===== DATASET EXTRACT
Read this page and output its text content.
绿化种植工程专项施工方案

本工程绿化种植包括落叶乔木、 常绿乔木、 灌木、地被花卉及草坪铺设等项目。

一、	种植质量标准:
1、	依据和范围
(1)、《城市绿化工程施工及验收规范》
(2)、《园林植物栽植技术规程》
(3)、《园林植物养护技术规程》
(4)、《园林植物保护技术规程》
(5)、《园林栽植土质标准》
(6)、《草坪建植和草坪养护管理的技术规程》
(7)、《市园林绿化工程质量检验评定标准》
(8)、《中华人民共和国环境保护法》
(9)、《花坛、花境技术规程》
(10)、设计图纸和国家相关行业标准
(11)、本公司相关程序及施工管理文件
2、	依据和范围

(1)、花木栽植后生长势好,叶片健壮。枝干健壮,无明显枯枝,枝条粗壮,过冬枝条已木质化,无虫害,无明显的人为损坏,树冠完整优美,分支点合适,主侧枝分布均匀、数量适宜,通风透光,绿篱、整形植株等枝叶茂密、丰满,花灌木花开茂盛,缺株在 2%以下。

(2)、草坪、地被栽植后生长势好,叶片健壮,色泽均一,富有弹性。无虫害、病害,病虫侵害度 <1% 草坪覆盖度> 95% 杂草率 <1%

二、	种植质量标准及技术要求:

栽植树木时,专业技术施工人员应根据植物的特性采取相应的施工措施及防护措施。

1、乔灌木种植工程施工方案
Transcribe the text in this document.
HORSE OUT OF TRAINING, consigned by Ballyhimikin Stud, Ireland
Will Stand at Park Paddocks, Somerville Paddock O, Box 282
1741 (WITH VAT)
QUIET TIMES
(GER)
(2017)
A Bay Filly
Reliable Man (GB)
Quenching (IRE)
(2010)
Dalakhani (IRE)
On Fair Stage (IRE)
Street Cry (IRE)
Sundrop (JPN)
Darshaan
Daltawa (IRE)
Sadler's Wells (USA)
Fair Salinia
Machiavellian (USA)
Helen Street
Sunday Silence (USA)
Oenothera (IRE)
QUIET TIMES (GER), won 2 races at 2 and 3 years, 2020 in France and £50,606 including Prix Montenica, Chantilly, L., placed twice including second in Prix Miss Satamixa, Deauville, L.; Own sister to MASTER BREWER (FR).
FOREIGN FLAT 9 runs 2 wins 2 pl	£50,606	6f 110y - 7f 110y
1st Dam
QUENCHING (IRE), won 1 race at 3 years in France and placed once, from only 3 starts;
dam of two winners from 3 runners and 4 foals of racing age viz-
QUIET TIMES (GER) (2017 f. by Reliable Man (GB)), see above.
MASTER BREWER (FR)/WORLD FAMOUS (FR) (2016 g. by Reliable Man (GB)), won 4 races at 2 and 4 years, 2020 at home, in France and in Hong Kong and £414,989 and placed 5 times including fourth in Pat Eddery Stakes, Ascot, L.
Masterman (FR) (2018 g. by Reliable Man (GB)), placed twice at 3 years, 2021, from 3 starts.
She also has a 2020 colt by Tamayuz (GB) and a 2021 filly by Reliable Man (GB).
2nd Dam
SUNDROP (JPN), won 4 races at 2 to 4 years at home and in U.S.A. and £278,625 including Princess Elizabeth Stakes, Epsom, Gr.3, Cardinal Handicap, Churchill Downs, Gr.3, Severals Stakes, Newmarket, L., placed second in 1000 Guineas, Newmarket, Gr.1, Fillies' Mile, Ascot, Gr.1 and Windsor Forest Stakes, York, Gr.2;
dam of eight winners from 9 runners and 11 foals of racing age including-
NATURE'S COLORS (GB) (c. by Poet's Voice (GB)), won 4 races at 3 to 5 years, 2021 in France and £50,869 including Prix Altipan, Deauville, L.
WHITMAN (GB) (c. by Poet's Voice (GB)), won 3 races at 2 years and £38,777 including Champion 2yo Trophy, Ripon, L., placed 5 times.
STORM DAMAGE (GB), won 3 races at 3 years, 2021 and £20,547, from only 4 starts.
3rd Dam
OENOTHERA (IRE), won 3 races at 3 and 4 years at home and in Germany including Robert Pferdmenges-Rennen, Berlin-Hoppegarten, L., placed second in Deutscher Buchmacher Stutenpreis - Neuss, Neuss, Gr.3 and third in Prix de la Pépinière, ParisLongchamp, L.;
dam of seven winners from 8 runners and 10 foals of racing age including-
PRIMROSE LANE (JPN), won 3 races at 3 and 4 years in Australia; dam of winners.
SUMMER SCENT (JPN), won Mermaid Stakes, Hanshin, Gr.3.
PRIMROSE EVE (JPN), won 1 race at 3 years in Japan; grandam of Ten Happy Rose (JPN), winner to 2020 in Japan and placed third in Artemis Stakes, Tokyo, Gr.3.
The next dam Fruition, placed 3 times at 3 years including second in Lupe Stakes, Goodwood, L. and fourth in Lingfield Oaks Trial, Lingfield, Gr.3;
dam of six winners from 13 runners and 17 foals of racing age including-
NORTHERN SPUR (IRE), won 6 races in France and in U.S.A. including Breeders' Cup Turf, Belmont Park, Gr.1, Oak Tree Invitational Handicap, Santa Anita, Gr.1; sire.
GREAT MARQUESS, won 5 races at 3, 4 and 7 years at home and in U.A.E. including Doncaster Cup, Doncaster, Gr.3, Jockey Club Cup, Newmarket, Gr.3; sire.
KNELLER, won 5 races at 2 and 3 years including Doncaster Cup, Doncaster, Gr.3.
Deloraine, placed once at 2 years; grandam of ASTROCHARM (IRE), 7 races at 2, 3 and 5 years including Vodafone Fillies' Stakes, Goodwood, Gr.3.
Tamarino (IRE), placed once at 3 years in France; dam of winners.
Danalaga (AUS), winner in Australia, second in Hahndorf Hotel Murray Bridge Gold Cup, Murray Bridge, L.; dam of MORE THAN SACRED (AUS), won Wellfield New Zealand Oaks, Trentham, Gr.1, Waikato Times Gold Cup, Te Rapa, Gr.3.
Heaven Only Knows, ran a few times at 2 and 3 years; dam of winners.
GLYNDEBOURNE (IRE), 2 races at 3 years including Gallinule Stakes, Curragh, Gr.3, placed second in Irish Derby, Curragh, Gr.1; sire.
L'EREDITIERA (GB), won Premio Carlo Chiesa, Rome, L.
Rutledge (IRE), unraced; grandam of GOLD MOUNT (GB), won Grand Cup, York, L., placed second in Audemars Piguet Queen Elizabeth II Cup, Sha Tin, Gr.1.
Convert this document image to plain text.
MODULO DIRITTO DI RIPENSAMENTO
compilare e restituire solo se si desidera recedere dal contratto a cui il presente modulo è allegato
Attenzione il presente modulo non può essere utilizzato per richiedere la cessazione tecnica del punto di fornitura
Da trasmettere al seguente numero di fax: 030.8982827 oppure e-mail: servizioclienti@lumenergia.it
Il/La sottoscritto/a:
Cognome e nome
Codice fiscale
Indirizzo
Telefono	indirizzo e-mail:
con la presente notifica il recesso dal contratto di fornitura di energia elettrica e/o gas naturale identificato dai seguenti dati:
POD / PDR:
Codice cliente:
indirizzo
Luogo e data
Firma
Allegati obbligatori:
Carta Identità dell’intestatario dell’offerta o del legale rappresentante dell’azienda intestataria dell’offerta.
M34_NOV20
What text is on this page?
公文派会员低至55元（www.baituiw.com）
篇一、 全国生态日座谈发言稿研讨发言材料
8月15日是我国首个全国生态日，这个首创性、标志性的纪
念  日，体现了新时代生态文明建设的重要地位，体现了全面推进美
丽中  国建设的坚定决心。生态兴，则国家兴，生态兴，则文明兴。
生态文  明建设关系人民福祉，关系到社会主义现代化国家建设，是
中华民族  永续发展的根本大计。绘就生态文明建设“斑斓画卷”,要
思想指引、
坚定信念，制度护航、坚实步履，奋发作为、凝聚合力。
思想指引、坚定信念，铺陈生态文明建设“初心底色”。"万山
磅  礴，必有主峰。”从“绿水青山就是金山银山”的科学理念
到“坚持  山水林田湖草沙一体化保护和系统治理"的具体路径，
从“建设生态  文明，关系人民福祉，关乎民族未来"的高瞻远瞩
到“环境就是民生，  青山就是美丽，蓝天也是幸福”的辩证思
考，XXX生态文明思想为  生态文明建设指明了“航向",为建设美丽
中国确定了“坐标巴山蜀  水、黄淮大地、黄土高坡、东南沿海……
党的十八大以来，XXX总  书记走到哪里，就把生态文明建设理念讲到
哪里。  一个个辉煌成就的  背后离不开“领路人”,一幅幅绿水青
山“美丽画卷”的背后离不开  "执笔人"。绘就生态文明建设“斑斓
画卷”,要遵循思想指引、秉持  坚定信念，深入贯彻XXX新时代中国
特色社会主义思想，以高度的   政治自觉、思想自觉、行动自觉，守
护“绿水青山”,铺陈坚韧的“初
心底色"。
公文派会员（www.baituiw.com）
==========
* _THE EXERCISE_:
Return a copy of every line that includes the word "document".

* _FINAL RESULT_:
Transcribe the text in this document.
Convert this document image to plain text.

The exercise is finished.